## INSTRUCTIONS TO FOLLOW
Filter the listing below, copying every line in which the word "reserves" appears.

## GIVEN DATA
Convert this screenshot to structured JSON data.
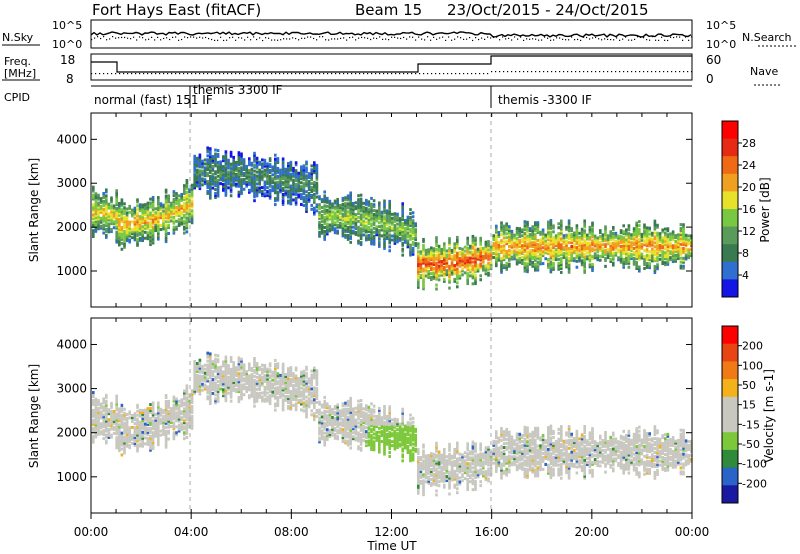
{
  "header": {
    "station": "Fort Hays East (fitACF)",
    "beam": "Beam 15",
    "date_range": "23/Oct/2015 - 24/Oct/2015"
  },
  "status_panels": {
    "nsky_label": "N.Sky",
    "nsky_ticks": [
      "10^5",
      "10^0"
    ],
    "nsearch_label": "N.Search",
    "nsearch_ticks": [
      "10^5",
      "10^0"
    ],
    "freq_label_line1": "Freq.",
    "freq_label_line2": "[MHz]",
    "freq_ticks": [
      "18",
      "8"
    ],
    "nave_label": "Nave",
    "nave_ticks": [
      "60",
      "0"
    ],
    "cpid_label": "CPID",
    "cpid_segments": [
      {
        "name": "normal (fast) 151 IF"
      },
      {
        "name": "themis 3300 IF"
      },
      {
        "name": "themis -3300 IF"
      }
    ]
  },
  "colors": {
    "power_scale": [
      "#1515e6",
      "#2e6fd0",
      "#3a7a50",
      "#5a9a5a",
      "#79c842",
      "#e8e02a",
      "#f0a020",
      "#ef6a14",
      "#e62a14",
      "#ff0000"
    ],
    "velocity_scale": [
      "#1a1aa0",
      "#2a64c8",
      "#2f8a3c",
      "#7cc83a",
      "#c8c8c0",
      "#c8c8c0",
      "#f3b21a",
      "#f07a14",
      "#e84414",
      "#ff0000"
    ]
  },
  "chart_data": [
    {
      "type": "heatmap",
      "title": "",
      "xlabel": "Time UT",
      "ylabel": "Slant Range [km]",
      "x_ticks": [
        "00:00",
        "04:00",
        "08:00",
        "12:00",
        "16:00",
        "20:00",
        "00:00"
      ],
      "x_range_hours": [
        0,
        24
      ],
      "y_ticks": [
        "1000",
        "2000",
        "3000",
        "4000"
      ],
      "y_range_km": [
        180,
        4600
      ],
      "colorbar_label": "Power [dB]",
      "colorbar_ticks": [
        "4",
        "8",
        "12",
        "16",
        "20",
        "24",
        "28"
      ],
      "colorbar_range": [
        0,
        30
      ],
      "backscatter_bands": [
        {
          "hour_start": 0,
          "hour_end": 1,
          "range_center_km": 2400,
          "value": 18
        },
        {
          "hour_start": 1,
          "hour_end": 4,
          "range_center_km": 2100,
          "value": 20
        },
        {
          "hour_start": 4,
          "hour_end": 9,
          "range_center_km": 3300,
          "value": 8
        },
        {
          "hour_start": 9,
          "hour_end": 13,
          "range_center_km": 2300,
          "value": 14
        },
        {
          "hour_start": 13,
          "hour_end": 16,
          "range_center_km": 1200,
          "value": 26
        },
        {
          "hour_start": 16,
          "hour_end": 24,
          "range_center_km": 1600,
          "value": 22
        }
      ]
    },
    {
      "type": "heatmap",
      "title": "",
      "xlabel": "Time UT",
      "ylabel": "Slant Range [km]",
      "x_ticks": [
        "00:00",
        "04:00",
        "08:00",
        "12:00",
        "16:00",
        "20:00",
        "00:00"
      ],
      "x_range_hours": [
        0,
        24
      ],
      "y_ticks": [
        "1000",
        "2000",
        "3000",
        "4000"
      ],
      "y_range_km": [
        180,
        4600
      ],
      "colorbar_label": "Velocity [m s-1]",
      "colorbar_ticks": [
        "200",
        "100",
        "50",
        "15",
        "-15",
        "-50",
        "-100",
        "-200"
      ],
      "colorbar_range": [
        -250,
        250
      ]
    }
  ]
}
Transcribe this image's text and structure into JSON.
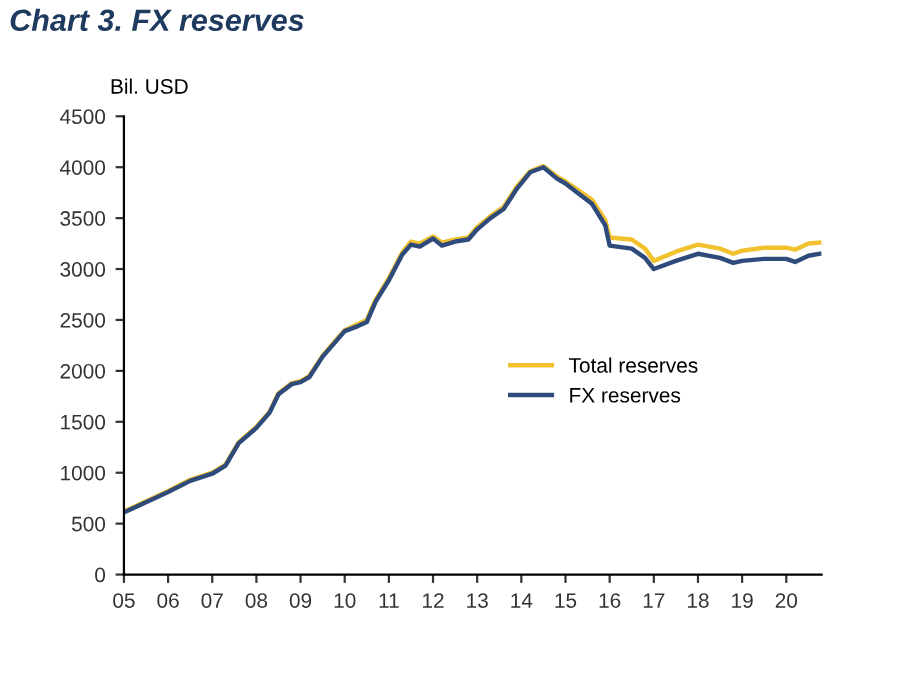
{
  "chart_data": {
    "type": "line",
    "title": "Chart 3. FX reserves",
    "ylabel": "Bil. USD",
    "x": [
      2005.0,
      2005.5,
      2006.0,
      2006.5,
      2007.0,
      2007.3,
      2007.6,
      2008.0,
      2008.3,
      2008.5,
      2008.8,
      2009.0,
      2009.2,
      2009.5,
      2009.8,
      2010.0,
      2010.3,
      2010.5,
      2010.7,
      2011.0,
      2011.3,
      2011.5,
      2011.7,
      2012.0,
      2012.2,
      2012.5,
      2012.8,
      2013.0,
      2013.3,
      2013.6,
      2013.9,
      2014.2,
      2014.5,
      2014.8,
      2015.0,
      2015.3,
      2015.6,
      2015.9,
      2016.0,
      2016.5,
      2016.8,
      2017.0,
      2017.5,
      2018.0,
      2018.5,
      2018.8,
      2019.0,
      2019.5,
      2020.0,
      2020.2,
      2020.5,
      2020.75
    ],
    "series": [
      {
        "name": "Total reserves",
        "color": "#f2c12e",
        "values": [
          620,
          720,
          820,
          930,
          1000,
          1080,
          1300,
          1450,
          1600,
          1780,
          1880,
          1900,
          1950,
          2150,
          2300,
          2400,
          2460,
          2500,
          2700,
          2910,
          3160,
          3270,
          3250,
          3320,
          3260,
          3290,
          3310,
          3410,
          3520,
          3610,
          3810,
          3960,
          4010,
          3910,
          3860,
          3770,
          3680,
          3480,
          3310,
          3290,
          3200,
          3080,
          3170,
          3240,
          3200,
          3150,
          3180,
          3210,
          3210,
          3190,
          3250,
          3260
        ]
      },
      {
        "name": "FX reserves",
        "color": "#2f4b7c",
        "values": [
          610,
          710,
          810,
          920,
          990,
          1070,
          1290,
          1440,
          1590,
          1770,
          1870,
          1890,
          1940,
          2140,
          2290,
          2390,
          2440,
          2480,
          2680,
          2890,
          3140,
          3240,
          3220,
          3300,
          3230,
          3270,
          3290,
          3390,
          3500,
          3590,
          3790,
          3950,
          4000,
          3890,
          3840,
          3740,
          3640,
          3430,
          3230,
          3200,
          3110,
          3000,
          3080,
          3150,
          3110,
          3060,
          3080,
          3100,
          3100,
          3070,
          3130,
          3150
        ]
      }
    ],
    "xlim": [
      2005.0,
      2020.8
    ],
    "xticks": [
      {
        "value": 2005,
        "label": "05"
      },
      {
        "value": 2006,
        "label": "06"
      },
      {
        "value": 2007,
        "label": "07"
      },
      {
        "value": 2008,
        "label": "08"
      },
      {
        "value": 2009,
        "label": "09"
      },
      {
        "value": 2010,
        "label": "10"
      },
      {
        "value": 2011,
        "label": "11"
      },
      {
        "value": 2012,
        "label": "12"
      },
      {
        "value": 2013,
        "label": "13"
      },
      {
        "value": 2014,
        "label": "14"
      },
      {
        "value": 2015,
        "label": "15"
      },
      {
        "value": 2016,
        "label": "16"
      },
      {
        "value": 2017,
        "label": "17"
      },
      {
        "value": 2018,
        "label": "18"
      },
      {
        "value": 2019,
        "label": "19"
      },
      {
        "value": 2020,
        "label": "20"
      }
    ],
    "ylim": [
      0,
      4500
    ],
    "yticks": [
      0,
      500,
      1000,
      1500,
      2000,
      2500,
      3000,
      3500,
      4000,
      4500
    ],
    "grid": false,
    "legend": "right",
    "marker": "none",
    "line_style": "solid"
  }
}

## RIGHT ANSWER
    "title": "Chart 3. FX reserves",
        "name": "Total reserves",
        "name": "FX reserves",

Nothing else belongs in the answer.